• EXERCISE INSTRUCTIONS: Check each line of the listing for the word "Significant" and give only the number of lines that have it.

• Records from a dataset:
•••••
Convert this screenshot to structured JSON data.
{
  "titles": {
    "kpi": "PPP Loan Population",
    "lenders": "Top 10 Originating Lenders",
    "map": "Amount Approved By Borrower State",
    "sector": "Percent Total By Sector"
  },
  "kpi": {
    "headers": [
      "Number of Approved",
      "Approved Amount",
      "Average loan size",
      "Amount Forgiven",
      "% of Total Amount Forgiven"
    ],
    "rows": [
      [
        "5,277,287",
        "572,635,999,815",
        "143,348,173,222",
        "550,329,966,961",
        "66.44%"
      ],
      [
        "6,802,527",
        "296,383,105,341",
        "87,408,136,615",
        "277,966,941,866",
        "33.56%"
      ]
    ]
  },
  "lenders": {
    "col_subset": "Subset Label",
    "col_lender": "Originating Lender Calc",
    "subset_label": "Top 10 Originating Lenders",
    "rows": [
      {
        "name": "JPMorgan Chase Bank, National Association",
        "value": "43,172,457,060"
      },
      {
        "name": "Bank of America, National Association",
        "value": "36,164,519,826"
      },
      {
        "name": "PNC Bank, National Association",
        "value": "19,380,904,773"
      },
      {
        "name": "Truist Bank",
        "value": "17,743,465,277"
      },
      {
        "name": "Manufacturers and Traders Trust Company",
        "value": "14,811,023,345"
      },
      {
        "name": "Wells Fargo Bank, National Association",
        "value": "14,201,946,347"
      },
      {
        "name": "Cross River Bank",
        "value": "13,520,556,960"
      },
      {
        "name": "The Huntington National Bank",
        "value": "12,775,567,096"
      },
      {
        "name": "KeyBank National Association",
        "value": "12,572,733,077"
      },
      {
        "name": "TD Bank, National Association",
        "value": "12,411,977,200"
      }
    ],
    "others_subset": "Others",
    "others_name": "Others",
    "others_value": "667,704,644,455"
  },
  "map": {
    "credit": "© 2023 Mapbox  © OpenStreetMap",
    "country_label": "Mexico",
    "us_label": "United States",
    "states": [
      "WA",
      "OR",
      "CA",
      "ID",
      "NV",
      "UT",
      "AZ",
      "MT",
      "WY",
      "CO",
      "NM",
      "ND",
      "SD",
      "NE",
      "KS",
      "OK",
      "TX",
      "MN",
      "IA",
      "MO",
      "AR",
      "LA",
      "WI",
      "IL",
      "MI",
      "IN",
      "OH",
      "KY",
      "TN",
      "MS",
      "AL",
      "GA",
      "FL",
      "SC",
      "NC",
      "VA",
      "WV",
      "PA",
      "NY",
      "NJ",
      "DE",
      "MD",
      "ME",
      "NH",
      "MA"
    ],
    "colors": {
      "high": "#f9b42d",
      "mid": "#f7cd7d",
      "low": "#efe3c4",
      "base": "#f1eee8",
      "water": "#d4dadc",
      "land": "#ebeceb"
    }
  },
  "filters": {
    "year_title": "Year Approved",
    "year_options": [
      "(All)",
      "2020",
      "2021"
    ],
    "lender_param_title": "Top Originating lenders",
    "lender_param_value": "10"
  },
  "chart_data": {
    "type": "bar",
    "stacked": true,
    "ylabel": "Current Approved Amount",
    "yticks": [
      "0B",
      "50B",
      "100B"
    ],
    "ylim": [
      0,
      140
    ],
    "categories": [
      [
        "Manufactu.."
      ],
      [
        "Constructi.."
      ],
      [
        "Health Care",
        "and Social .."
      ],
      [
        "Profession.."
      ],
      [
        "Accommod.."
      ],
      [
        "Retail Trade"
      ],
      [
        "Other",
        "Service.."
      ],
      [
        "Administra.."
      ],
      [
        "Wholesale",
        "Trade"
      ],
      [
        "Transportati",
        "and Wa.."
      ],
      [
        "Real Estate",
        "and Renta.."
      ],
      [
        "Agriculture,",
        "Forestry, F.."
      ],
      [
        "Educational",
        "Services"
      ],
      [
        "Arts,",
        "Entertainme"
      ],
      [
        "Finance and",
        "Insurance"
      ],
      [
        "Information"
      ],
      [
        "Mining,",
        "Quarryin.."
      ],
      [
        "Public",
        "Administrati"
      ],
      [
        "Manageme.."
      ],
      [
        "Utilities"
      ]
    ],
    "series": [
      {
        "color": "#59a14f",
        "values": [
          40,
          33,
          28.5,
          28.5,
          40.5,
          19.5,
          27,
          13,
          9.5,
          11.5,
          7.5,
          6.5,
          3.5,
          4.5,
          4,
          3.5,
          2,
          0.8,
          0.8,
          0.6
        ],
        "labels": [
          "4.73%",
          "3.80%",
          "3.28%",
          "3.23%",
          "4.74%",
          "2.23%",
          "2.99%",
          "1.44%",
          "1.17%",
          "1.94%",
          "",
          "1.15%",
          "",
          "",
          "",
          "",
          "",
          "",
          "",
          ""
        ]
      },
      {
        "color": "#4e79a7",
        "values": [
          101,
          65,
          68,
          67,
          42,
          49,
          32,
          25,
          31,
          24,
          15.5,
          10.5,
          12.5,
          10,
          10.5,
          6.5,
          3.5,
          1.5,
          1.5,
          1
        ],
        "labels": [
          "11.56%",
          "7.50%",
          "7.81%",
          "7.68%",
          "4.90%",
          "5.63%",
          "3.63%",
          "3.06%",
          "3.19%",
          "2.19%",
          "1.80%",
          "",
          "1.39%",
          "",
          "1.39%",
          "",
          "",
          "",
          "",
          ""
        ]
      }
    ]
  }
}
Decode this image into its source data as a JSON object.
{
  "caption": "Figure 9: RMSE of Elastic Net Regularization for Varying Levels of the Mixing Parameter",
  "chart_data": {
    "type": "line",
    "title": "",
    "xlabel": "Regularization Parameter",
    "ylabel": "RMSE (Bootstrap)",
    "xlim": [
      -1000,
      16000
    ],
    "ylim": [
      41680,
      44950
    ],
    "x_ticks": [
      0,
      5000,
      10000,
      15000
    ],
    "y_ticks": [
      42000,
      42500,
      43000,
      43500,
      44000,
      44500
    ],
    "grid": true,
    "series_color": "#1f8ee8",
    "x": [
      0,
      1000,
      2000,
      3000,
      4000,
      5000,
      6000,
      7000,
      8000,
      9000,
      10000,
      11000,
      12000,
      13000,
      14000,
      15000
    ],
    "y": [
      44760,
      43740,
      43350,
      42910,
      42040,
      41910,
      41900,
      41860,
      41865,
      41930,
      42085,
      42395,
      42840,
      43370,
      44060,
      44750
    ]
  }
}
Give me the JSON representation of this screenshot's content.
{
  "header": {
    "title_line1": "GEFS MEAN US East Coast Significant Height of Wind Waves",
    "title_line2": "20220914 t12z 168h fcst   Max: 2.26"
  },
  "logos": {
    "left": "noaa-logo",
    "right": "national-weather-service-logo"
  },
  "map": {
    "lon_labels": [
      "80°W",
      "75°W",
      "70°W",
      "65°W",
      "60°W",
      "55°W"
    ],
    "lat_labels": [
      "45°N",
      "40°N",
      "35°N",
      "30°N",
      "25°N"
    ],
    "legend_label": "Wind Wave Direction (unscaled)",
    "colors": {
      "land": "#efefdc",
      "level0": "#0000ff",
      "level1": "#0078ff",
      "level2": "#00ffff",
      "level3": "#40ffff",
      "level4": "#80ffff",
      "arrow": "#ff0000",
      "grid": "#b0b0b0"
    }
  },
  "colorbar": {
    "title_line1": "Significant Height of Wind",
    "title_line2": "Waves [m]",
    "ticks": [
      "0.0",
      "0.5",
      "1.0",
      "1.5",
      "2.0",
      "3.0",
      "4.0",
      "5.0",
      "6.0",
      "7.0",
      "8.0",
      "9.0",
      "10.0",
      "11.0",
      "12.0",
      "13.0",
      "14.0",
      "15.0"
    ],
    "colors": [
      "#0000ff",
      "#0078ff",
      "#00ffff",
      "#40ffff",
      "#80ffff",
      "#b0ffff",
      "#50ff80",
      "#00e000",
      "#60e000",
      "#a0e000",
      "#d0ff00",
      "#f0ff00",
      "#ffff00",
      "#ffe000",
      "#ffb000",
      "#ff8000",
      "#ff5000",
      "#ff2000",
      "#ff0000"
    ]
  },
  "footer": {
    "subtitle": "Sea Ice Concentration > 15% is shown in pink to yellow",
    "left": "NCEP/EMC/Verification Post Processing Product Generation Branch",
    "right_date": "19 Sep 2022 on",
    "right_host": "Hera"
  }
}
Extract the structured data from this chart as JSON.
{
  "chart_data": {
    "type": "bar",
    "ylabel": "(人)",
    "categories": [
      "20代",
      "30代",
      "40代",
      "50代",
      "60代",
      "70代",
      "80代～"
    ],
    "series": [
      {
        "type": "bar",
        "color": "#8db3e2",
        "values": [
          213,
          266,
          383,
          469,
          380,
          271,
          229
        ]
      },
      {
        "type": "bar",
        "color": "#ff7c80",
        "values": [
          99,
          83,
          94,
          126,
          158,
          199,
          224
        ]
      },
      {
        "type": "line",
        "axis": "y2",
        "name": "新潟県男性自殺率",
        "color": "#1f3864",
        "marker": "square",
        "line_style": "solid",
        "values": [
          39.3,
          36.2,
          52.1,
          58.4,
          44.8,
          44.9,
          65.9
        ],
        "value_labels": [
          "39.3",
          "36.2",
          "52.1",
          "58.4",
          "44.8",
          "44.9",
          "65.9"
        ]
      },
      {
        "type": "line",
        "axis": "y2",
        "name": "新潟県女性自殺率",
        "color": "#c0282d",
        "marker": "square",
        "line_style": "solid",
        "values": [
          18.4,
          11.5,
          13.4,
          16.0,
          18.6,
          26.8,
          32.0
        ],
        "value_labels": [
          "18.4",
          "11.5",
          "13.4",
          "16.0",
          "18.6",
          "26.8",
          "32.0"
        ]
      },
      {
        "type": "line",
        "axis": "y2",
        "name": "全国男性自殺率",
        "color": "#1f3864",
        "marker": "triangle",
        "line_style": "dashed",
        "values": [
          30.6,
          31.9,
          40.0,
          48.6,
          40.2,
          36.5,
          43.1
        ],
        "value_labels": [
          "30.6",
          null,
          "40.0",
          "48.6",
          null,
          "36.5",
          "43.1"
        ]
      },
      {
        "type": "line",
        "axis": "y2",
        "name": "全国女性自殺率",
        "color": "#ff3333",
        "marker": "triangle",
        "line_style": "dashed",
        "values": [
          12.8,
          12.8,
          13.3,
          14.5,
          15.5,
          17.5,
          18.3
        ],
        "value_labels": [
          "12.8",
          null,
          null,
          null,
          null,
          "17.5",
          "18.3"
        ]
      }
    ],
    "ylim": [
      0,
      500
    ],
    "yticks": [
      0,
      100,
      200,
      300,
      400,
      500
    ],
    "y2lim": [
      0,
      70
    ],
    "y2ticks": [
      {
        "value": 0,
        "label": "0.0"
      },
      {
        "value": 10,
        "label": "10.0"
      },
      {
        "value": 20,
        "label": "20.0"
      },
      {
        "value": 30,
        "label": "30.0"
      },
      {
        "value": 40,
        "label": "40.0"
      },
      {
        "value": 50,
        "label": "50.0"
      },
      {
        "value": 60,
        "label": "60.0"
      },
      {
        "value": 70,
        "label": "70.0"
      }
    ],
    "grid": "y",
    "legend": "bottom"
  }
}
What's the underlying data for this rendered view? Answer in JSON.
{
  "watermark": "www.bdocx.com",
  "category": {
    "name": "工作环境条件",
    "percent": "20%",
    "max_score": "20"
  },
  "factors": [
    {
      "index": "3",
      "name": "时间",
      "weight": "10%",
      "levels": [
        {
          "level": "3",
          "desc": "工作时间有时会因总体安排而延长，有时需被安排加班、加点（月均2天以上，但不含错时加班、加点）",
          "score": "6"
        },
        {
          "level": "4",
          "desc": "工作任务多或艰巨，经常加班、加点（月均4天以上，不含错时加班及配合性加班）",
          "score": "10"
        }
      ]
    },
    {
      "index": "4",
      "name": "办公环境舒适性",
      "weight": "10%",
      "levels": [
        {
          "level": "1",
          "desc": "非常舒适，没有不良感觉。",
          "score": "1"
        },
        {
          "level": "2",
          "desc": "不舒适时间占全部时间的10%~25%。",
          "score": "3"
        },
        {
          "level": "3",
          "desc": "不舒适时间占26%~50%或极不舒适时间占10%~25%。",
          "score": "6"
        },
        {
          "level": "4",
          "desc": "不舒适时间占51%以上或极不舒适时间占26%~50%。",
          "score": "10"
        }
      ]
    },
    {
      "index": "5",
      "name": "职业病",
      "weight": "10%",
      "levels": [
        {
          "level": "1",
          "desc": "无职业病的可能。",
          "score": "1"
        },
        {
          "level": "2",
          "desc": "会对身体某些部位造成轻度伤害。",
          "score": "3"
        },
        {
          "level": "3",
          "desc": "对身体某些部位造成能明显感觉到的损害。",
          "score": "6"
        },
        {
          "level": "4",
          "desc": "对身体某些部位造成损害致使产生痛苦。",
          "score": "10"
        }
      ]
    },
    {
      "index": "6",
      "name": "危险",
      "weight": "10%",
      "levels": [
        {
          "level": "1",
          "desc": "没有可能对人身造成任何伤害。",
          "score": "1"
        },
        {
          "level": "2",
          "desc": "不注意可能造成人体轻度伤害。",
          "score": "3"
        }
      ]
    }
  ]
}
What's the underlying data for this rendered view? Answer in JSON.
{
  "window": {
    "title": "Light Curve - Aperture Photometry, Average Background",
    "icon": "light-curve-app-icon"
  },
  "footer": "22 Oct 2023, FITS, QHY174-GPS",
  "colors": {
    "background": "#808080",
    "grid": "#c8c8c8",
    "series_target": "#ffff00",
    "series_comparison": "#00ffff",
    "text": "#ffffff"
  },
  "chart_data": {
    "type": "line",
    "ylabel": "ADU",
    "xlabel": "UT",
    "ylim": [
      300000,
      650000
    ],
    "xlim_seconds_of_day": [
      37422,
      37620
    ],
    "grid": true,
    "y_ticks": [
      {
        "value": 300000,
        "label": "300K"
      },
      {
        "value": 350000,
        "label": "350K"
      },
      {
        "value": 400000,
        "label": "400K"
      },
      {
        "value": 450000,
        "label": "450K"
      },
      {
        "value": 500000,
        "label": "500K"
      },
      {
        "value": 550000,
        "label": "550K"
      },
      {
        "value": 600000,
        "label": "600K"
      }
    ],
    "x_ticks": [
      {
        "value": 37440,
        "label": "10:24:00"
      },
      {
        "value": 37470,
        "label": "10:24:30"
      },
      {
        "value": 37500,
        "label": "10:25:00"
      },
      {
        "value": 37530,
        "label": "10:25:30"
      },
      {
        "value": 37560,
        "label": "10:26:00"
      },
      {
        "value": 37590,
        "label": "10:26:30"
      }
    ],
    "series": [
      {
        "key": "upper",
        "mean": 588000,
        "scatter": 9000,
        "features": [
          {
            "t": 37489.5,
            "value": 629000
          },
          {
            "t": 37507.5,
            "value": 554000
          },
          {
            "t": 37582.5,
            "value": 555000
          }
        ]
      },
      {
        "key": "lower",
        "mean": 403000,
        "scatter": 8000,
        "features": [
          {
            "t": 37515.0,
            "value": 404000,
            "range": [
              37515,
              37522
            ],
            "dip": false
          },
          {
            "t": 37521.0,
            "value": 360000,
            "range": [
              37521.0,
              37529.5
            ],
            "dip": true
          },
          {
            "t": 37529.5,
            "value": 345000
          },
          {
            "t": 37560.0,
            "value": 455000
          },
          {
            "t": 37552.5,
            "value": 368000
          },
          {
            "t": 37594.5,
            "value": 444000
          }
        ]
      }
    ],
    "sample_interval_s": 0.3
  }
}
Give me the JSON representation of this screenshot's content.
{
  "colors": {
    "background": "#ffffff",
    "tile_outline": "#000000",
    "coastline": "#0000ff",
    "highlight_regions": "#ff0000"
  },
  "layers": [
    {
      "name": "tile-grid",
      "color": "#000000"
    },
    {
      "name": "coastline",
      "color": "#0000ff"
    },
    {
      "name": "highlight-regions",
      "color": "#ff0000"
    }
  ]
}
•••••
• TASK RESULT: 2